_Records shown_
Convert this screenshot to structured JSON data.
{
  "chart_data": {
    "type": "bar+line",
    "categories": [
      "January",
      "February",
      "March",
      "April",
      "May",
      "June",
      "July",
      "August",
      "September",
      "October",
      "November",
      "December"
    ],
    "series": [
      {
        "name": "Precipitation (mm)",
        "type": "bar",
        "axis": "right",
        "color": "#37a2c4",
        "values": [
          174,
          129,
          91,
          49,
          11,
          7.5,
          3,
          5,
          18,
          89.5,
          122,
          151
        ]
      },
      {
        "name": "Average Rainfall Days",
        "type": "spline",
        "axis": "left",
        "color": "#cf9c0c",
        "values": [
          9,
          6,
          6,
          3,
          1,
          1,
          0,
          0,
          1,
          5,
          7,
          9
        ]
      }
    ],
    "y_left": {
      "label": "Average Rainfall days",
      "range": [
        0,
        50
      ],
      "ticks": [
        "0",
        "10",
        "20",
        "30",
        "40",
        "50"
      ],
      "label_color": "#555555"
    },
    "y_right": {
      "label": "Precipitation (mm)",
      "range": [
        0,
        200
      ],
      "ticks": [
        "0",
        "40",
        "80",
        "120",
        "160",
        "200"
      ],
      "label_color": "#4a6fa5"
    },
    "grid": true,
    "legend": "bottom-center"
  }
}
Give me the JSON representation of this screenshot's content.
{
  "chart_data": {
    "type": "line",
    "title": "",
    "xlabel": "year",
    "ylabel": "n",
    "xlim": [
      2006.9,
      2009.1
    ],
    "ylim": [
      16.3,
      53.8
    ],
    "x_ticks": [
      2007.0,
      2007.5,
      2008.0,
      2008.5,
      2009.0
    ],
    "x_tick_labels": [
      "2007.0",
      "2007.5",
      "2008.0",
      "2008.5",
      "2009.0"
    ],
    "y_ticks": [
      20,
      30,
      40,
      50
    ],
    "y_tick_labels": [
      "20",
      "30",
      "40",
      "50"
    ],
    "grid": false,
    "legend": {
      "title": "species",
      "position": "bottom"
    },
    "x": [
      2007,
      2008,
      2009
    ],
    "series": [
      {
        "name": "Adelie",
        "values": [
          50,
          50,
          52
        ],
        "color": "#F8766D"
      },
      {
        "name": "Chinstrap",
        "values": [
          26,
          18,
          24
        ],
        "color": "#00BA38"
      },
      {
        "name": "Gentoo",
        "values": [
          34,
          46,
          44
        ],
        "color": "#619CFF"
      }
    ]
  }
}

...

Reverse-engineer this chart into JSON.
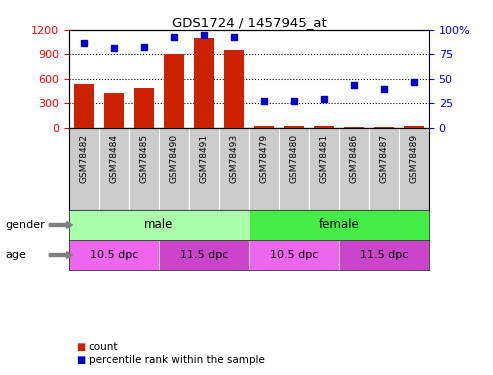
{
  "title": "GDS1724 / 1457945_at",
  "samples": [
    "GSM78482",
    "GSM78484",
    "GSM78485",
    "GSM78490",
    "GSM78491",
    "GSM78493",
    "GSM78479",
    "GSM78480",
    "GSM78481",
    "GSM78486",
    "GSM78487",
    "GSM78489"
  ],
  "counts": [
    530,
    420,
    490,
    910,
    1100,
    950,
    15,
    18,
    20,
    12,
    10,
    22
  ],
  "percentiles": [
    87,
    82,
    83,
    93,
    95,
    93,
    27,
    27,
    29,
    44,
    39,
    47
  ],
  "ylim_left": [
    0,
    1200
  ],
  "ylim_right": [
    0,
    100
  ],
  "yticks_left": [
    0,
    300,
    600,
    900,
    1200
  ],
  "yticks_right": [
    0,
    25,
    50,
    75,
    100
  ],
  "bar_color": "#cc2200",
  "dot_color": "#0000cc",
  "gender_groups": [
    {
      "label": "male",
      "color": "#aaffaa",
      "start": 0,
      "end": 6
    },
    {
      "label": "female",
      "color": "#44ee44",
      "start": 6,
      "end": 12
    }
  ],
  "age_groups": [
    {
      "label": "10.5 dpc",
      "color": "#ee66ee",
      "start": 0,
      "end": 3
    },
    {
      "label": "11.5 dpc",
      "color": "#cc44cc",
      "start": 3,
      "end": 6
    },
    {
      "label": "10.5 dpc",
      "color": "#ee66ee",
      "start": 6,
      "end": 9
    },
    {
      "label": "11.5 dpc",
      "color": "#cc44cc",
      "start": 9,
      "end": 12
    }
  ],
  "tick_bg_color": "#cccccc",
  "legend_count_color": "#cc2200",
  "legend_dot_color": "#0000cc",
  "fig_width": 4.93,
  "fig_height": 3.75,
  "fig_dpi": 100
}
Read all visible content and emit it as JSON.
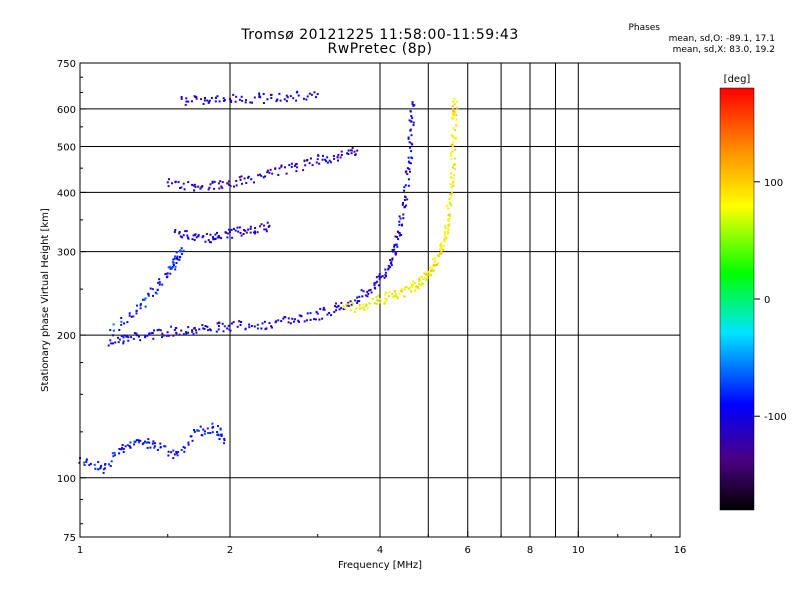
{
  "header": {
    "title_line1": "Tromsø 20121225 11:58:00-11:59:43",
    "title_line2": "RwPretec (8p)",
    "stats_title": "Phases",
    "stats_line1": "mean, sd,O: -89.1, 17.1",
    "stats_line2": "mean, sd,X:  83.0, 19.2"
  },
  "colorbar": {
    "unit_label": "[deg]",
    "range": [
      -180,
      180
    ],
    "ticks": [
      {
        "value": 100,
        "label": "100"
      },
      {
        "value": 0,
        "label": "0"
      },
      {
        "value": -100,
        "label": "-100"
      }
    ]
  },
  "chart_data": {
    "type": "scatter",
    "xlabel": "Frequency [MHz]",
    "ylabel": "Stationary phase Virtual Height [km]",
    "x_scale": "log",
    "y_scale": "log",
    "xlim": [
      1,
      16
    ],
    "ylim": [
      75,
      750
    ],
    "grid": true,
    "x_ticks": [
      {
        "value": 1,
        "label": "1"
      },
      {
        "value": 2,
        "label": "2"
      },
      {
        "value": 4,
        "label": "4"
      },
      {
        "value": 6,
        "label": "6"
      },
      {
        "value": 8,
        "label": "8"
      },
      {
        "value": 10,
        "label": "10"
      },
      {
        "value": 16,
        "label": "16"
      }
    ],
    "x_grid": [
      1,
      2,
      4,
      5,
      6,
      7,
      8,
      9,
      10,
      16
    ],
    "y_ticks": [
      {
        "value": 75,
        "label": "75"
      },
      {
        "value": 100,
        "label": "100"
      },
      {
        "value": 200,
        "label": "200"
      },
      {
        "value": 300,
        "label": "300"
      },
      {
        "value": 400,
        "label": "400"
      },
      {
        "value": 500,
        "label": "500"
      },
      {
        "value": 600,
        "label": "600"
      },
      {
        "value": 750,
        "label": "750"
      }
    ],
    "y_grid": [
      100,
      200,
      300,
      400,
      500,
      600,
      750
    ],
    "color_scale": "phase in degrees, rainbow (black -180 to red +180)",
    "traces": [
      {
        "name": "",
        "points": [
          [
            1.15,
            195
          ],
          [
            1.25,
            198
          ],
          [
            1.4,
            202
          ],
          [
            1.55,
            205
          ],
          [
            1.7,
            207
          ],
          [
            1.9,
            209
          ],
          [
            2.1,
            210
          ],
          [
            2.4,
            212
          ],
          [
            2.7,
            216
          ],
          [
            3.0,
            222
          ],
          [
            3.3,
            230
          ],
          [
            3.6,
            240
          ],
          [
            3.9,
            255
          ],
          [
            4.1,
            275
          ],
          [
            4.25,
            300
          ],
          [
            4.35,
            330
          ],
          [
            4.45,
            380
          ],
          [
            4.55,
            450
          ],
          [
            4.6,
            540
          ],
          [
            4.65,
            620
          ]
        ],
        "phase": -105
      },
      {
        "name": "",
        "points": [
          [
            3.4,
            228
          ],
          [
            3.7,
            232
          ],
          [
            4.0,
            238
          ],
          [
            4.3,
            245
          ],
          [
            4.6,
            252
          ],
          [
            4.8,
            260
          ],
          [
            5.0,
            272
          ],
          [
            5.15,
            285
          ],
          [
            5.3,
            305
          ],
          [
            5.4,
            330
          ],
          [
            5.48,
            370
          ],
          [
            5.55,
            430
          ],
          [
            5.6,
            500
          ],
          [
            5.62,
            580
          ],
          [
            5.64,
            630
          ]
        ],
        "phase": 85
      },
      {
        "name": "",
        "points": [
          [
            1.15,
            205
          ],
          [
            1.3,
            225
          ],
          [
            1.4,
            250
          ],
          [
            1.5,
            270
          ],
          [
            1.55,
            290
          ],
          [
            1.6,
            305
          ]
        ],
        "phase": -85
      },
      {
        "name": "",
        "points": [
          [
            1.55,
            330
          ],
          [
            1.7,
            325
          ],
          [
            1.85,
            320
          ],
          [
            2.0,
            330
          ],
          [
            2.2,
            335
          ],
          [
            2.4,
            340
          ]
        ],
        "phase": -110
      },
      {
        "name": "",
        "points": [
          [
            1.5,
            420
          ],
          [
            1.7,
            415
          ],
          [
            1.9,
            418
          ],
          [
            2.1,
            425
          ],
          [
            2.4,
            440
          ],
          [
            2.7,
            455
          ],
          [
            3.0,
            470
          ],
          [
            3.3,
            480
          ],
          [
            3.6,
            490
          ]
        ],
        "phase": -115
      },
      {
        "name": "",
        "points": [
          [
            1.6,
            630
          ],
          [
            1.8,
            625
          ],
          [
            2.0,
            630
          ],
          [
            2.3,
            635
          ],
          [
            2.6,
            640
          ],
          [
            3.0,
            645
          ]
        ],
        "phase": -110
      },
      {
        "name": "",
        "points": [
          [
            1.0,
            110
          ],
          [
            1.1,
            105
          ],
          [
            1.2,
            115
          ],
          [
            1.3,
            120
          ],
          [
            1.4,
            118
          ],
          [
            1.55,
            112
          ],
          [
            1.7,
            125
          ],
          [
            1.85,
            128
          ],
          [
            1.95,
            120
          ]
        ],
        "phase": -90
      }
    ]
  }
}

_Brief_
Keep only the lines that hold the string "ylabel", and copy them out.

_Solution for this exercise_
    "ylabel": "n",
    "ylabel": "Stationary phase Virtual Height [km]",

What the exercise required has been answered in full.